Rewrite each of the rows below, swapping "Enumerate" for "List" and keeping everything else the same. Leave the pictures out.

*** INFORMATION SHOWN ***

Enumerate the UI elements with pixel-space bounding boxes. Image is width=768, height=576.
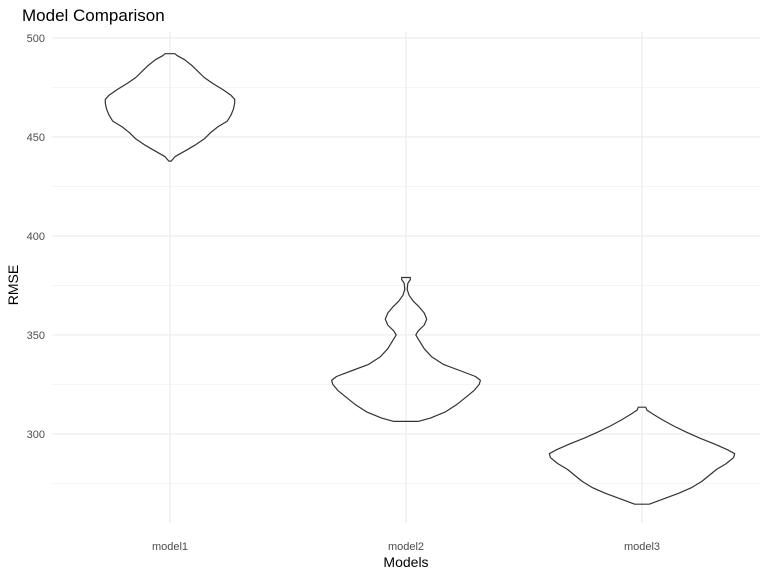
y-tick-label: 500 [27,33,45,45]
x-tick-label: model3 [624,541,660,553]
y-axis-ticks: 300 350 400 450 500 [27,33,45,441]
y-tick-label: 350 [27,330,45,342]
x-axis-ticks: model1 model2 model3 [152,541,660,553]
x-tick-label: model1 [152,541,188,553]
violin-model3 [548,406,736,505]
violins [104,53,736,505]
violin-model1 [104,53,236,162]
chart-title: Model Comparison [22,6,165,25]
y-tick-label: 450 [27,132,45,144]
violin-model2 [331,276,481,422]
y-tick-label: 300 [27,429,45,441]
y-axis-title: RMSE [5,265,21,305]
x-tick-label: model2 [388,541,424,553]
y-tick-label: 400 [27,231,45,243]
grid [52,32,760,523]
x-axis-title: Models [383,554,428,570]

***

ANSWER BELOW:
List the UI elements with pixel-space bounding boxes. Image is width=768, height=576.
y-tick-label: 500 [27,33,45,45]
x-tick-label: model3 [624,541,660,553]
y-axis-ticks: 300 350 400 450 500 [27,33,45,441]
y-tick-label: 350 [27,330,45,342]
x-axis-ticks: model1 model2 model3 [152,541,660,553]
x-tick-label: model1 [152,541,188,553]
violin-model3 [548,406,736,505]
violins [104,53,736,505]
violin-model1 [104,53,236,162]
chart-title: Model Comparison [22,6,165,25]
y-tick-label: 450 [27,132,45,144]
violin-model2 [331,276,481,422]
y-tick-label: 300 [27,429,45,441]
y-axis-title: RMSE [5,265,21,305]
x-tick-label: model2 [388,541,424,553]
y-tick-label: 400 [27,231,45,243]
grid [52,32,760,523]
x-axis-title: Models [383,554,428,570]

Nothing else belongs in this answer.